| Prompt |
Find each line with the word "text" and copy it.

| Raw records |
⟨

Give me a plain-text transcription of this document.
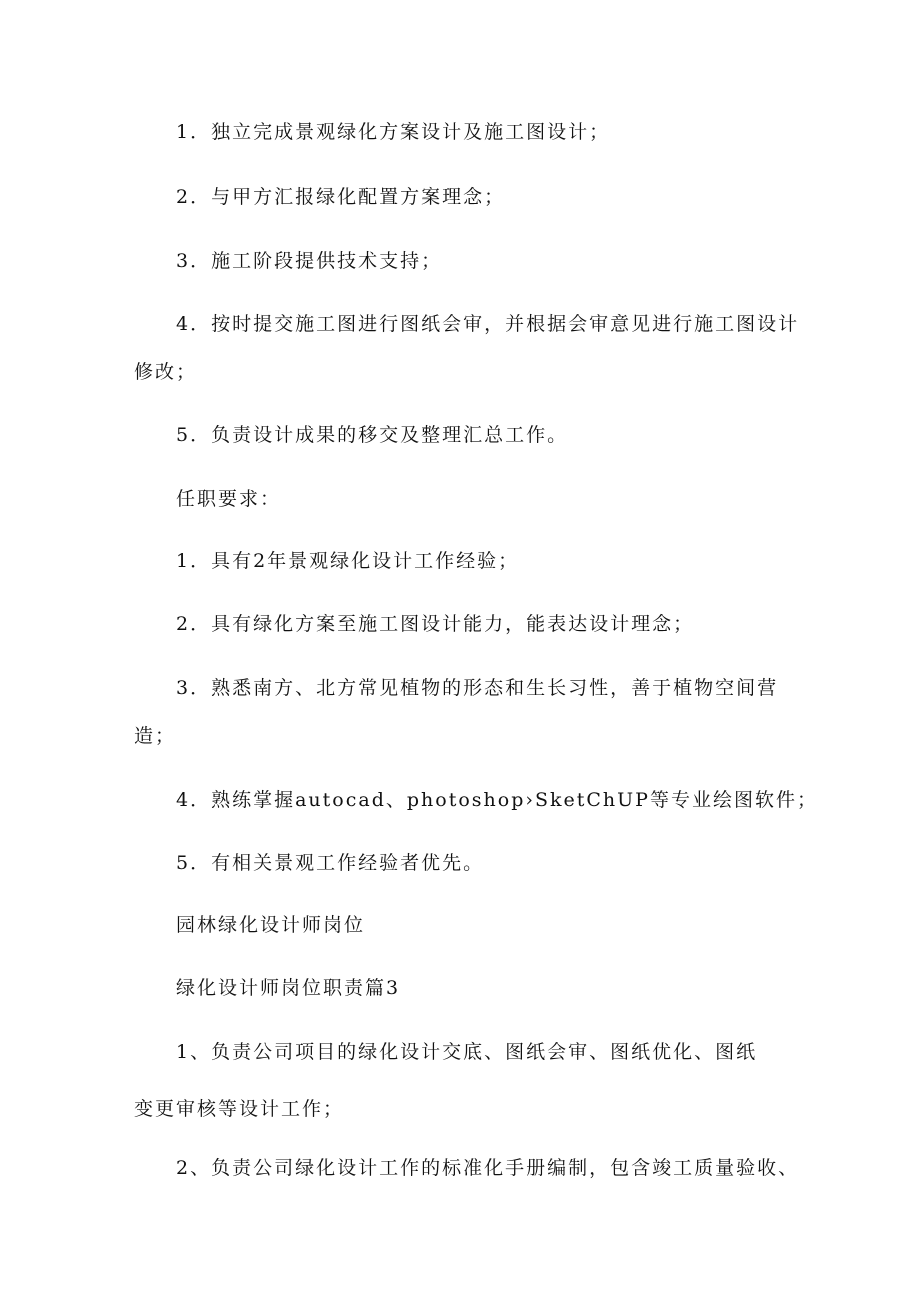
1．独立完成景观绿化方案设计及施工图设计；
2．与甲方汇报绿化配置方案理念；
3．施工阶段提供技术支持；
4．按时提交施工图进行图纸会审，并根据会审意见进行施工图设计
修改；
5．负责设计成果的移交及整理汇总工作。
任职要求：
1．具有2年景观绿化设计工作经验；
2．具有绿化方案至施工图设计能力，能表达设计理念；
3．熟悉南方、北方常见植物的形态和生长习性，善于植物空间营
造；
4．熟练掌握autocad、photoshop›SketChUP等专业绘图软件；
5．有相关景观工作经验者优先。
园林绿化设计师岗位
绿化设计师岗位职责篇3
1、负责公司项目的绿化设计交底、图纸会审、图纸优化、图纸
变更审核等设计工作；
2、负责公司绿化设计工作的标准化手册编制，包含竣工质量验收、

⟩
⟨

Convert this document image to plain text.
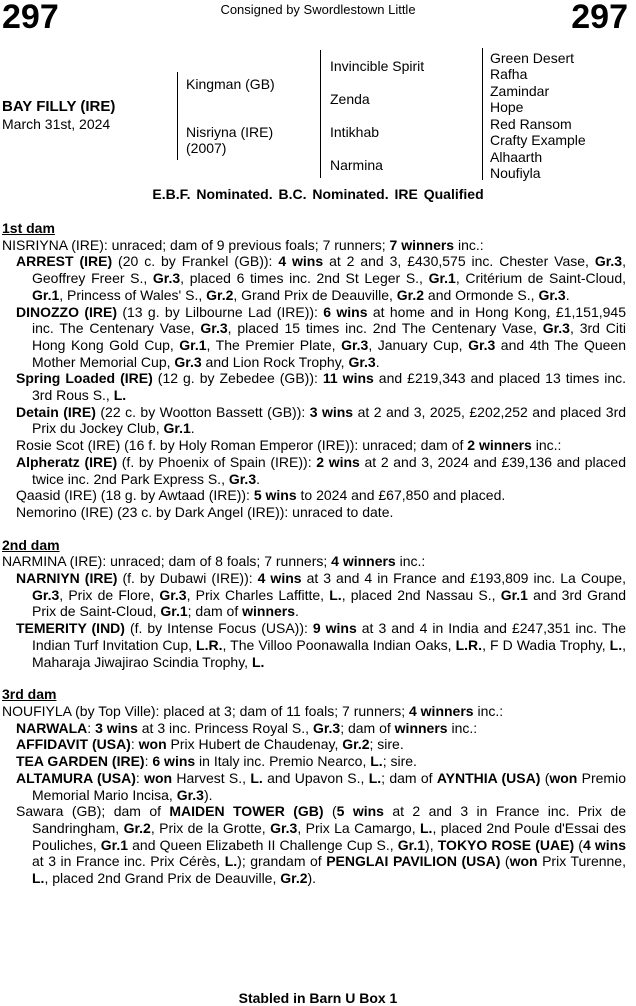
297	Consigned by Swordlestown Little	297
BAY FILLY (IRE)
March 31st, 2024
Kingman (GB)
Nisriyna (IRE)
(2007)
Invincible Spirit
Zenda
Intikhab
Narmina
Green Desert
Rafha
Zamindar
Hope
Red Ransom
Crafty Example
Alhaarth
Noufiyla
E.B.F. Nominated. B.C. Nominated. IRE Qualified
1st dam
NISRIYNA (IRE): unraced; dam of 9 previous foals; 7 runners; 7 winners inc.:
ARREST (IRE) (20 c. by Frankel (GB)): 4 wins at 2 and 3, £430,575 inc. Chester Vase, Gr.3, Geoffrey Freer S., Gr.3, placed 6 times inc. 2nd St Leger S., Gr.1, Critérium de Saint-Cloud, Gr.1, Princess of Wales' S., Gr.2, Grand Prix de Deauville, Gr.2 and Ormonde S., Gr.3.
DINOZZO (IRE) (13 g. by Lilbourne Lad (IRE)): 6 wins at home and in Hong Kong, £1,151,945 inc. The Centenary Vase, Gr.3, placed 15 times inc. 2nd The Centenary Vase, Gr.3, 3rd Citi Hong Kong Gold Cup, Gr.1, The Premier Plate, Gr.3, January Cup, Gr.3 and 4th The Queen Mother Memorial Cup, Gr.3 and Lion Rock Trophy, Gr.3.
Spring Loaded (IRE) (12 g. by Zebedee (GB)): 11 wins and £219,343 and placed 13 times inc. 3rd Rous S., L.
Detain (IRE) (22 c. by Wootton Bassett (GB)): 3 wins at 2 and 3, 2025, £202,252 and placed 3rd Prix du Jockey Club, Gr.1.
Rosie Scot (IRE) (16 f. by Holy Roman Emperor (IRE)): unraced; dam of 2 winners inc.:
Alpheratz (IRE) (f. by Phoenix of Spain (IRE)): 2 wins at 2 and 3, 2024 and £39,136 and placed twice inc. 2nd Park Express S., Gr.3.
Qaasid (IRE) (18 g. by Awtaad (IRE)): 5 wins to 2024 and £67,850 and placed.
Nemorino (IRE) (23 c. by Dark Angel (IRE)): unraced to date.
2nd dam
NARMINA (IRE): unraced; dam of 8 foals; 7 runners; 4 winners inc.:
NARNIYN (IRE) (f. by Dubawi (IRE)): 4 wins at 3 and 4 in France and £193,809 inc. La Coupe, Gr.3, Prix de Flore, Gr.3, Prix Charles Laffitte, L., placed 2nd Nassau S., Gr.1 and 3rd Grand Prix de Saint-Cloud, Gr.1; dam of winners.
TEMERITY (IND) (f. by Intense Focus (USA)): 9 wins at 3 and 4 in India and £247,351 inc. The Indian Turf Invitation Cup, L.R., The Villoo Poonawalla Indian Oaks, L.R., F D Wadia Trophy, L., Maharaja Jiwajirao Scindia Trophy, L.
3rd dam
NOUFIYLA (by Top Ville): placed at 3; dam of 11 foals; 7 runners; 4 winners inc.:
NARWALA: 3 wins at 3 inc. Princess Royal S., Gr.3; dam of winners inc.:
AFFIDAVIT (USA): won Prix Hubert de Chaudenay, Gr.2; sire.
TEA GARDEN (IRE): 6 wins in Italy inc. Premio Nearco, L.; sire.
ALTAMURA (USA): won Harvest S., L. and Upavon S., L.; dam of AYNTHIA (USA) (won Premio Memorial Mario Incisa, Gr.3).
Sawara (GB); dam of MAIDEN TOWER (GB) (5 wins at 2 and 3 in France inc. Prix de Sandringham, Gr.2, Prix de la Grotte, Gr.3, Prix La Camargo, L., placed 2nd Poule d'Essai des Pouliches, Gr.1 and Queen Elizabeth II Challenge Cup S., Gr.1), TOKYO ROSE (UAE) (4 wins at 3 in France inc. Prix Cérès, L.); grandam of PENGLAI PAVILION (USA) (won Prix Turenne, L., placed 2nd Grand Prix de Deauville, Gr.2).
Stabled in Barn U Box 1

⟩

| Written solution |
Give me a plain-text transcription of this document.
Convert this document image to plain text.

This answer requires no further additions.